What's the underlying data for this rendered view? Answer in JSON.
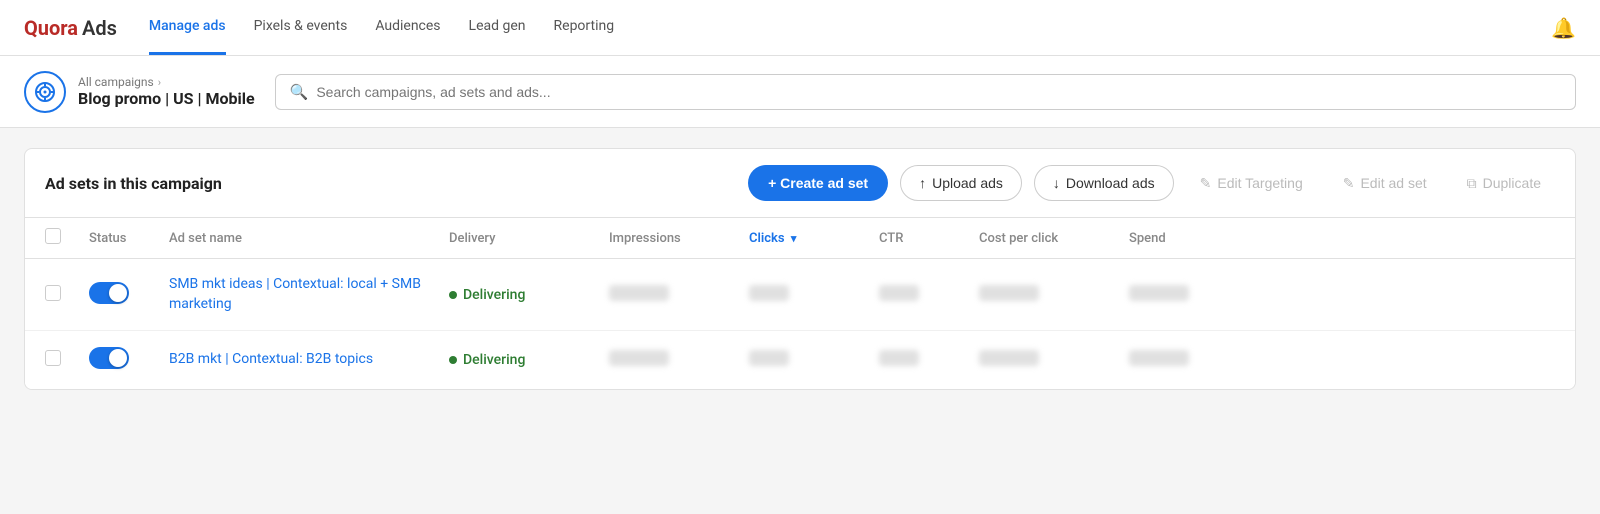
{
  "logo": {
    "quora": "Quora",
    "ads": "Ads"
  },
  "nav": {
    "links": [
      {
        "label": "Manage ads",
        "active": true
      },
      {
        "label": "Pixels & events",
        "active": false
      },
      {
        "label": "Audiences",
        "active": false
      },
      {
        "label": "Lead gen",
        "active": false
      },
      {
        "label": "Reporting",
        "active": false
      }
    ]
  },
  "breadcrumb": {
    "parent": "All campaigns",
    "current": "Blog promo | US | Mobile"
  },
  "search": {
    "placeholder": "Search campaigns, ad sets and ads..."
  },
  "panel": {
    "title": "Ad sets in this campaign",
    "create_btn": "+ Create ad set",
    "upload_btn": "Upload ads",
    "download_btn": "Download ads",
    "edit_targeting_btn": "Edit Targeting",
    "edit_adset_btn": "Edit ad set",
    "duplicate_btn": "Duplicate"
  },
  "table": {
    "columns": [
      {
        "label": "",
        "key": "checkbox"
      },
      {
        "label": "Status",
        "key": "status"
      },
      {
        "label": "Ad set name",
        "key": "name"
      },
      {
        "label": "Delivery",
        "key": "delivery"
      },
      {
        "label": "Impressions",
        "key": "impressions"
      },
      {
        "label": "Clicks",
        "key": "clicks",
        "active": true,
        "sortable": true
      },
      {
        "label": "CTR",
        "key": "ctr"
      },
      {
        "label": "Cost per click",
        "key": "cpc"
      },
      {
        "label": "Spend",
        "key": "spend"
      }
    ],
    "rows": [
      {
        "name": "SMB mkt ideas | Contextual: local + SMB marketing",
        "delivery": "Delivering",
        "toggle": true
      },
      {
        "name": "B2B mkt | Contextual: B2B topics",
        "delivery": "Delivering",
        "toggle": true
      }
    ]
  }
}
--
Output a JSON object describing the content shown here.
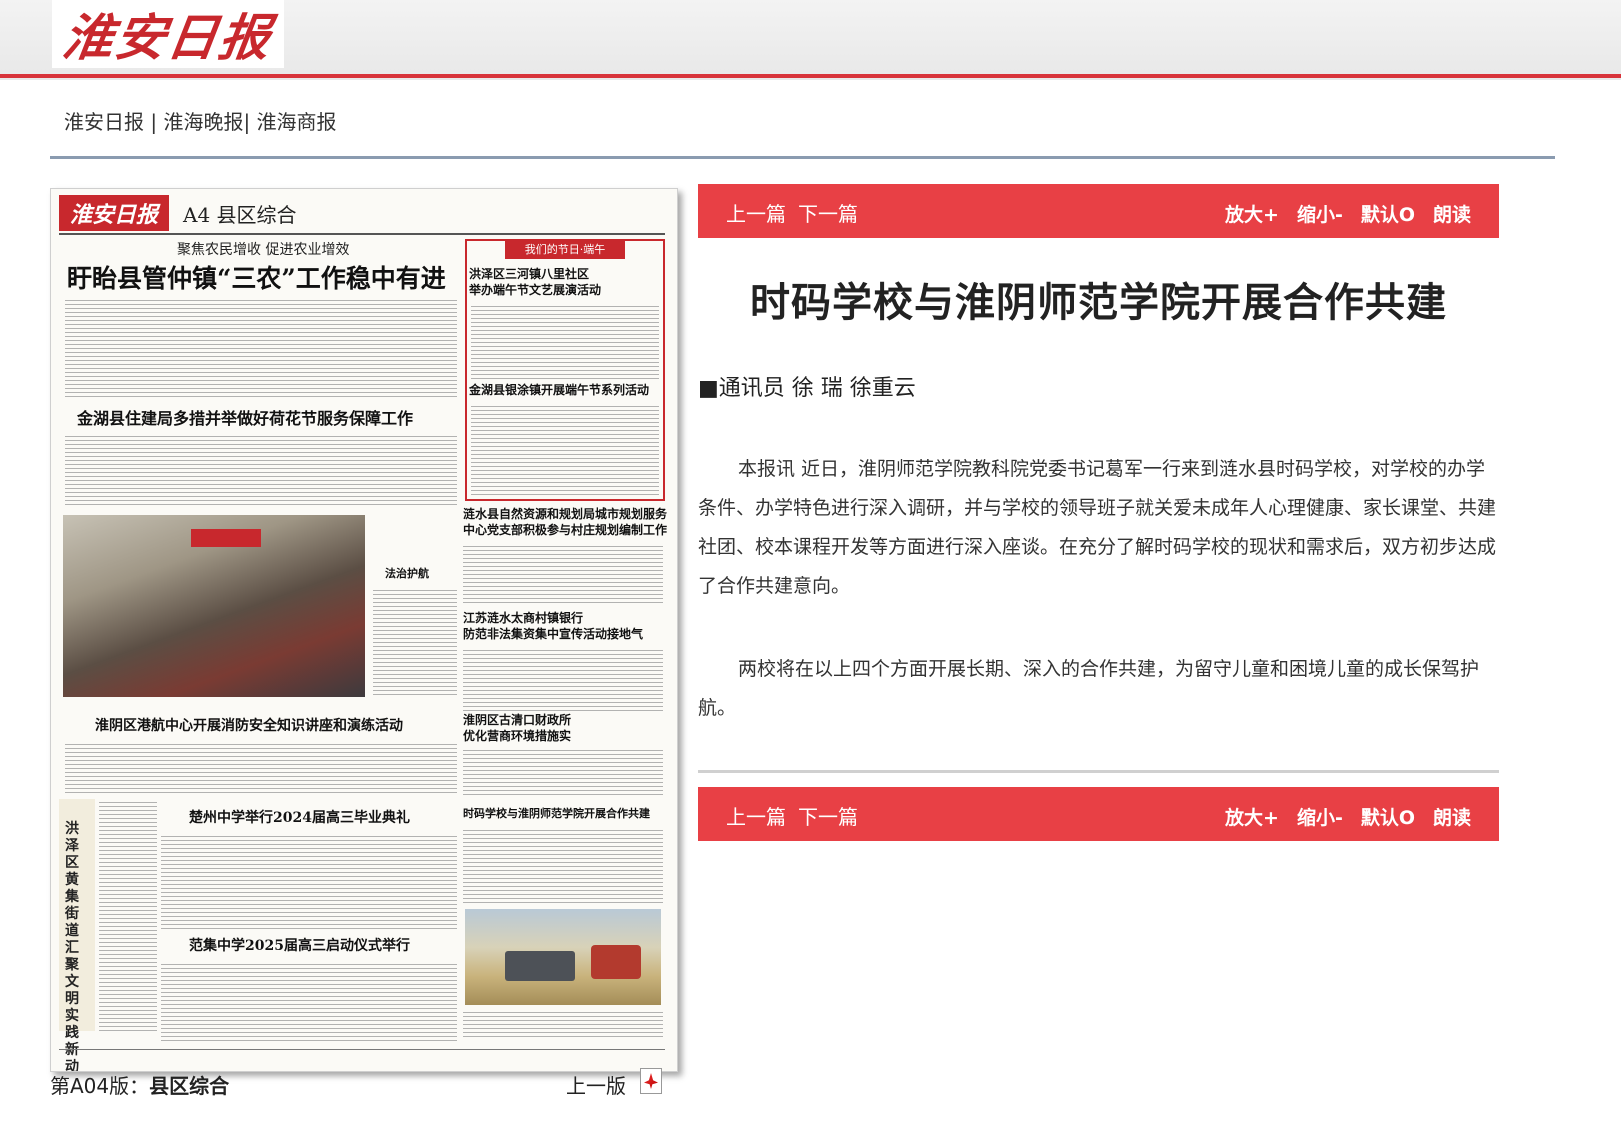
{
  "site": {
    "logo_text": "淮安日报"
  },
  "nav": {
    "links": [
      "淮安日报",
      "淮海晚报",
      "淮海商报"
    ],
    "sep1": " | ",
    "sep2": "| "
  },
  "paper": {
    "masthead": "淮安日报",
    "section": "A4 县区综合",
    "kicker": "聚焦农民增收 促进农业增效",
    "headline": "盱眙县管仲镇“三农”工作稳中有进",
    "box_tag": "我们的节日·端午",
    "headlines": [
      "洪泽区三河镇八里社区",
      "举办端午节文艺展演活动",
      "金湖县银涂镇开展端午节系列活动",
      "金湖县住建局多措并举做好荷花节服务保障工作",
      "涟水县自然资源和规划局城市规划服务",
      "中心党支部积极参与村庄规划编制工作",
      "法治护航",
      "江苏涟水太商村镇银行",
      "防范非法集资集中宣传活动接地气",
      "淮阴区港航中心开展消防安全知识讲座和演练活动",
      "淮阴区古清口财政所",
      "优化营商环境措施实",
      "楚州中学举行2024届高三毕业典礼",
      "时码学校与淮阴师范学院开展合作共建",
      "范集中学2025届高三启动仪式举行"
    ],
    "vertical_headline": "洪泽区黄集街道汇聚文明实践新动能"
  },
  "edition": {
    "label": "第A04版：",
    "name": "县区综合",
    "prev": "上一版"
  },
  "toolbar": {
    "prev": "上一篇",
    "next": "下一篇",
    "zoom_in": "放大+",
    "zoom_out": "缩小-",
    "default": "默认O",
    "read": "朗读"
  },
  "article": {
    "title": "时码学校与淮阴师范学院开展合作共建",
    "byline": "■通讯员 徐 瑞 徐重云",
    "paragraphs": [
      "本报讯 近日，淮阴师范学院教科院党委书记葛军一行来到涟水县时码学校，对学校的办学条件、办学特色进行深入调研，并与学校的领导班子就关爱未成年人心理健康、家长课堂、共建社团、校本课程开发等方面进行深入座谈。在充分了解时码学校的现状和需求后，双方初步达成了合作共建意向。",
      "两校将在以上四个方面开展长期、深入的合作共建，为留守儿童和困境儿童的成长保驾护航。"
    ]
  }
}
==
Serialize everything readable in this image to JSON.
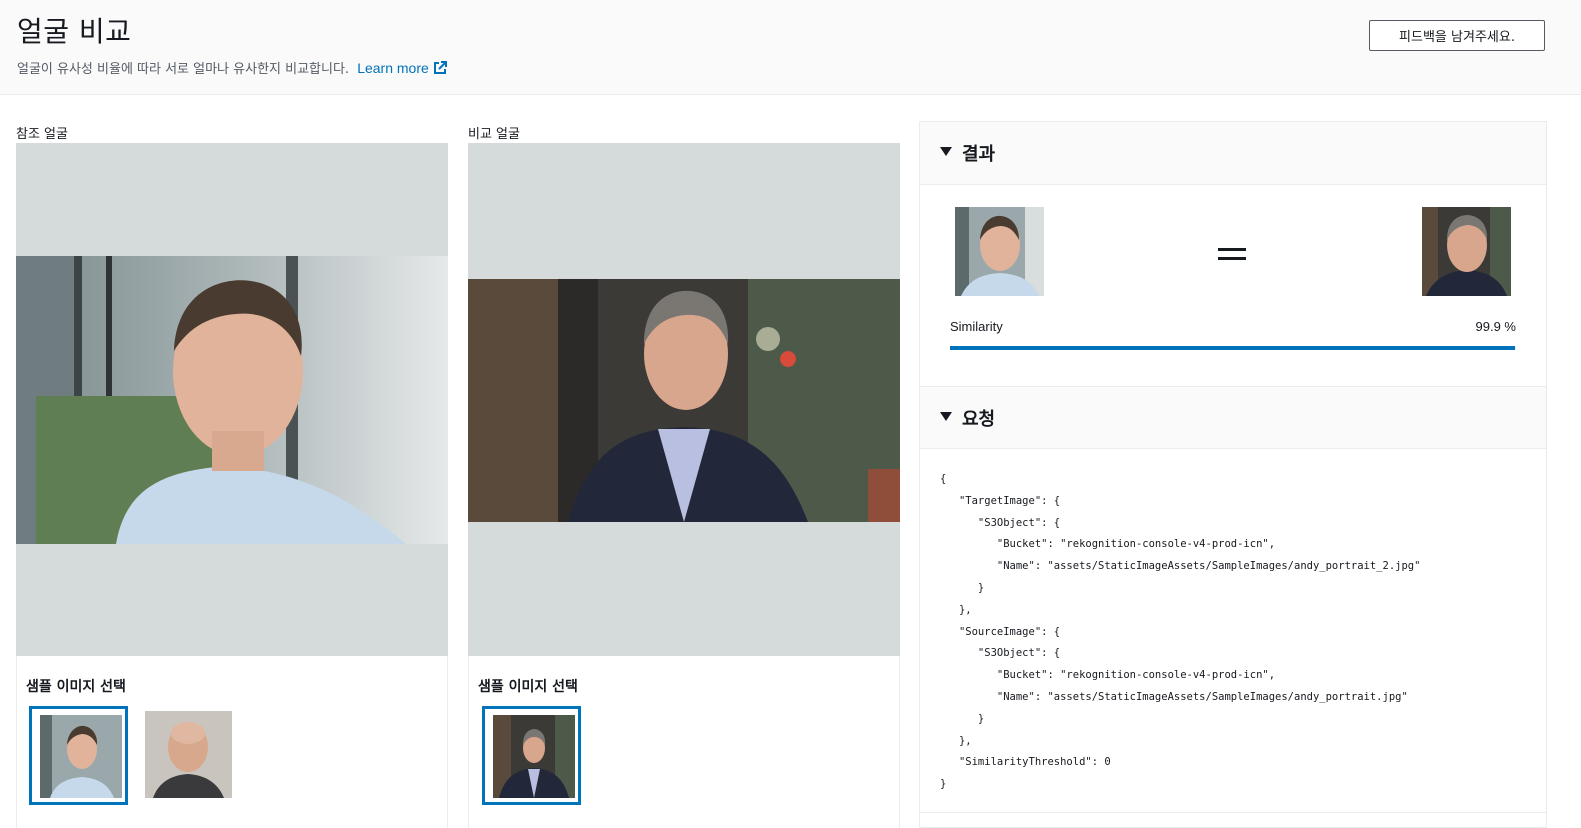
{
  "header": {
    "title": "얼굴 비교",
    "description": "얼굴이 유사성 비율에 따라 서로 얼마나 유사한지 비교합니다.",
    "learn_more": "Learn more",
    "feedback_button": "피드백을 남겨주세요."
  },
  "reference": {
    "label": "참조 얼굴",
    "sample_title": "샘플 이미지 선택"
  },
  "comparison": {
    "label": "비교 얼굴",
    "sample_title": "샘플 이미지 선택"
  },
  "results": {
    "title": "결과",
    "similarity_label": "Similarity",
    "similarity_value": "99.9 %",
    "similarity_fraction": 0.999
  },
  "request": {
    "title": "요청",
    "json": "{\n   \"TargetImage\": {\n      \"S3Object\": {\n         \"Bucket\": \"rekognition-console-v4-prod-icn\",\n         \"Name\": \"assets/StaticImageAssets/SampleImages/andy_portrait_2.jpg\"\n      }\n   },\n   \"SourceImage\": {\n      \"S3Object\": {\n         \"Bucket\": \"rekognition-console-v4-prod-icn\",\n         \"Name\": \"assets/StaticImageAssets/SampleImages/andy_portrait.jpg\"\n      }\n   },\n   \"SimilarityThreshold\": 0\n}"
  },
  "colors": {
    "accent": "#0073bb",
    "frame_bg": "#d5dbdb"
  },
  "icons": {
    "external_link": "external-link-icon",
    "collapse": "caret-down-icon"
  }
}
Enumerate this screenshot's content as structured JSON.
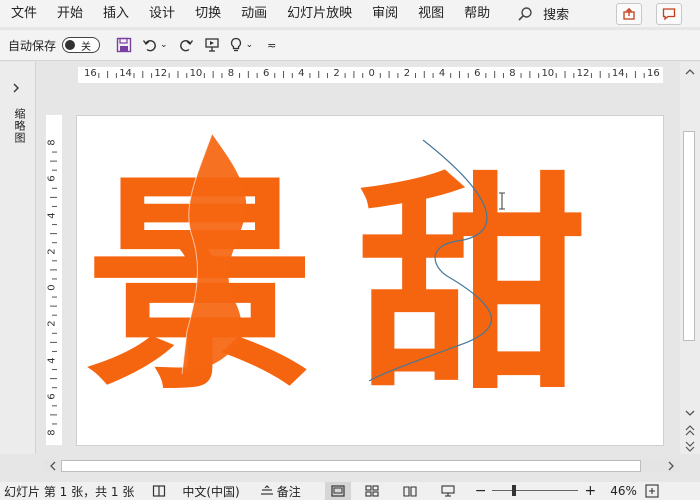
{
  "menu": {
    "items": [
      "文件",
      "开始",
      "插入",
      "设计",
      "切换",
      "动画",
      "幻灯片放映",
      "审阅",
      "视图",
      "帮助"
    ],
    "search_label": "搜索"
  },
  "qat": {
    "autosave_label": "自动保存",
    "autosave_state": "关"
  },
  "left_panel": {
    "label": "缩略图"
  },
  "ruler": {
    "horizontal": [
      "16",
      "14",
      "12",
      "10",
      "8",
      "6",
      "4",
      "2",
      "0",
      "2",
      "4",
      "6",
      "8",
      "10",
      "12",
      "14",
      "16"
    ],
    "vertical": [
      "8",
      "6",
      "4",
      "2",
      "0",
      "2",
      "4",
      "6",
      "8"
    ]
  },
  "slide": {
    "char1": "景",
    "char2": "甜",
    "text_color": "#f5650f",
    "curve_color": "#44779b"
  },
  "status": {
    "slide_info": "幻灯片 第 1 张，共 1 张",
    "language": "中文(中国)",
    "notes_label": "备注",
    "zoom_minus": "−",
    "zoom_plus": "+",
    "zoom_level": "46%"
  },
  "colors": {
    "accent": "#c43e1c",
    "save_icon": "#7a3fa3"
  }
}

### [Written request]
Copy down every line of the entries containing the word "this".

### [Task response]
What's the underlying data for this rendered view? Answer in JSON.
    "title": "Ad sets in this campaign",
Serialize everything readable in this image to JSON.
Enumerate this screenshot's content as structured JSON.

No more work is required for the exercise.